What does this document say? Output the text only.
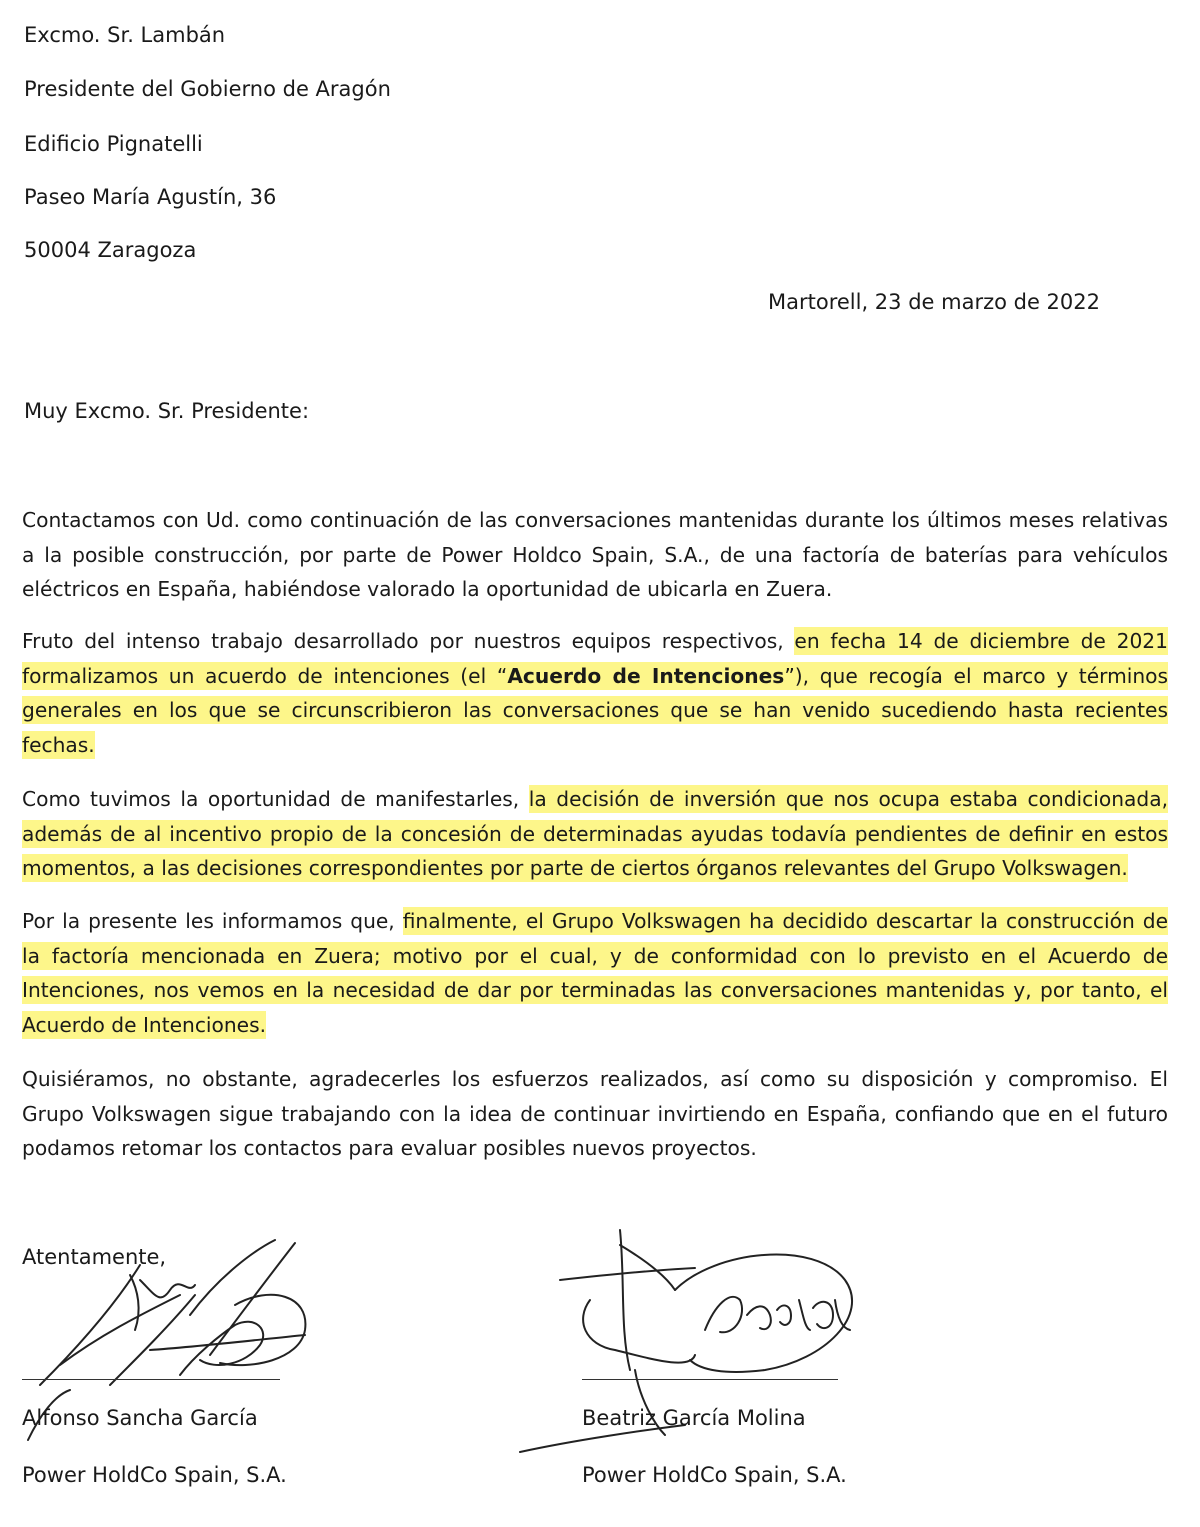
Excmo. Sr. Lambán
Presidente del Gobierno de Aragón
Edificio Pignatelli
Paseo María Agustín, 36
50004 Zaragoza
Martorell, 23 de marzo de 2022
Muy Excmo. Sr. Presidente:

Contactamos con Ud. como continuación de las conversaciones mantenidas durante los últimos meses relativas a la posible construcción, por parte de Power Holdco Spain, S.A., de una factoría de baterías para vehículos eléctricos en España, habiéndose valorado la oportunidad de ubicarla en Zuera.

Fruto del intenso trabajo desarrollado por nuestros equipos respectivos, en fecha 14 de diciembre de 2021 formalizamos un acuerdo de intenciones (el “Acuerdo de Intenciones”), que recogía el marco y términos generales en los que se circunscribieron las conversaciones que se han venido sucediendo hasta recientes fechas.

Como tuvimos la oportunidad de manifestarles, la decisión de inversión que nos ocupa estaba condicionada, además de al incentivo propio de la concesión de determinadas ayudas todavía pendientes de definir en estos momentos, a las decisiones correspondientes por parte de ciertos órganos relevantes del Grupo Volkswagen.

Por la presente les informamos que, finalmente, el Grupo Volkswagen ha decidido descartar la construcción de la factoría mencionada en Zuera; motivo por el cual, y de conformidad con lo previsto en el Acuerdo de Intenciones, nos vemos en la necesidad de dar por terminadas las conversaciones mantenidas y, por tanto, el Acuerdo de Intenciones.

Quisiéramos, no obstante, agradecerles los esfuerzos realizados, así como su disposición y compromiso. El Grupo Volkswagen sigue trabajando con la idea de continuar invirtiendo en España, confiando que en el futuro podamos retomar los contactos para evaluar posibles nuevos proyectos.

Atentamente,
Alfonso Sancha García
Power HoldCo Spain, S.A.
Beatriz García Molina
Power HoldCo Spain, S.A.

━━━━━━━━

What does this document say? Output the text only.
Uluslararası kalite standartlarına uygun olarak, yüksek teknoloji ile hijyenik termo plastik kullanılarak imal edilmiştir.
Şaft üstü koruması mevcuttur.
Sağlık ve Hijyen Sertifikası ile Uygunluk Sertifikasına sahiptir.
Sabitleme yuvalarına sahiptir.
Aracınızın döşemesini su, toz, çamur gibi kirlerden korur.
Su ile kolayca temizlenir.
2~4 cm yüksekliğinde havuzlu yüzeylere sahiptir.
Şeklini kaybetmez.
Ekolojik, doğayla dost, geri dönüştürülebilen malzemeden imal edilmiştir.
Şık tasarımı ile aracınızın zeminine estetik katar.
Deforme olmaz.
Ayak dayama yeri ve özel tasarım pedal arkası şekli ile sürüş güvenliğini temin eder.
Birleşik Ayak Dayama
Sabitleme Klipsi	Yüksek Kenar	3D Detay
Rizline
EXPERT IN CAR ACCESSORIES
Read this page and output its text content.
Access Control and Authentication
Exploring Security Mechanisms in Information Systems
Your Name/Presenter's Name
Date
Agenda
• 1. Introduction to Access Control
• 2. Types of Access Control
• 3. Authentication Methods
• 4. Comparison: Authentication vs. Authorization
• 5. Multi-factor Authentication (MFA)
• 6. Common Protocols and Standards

━━━━━━━━

Stated task: Report how many lines of the listing above include the word "Ayak". Say nothing but the number.

Solution to the problem: 2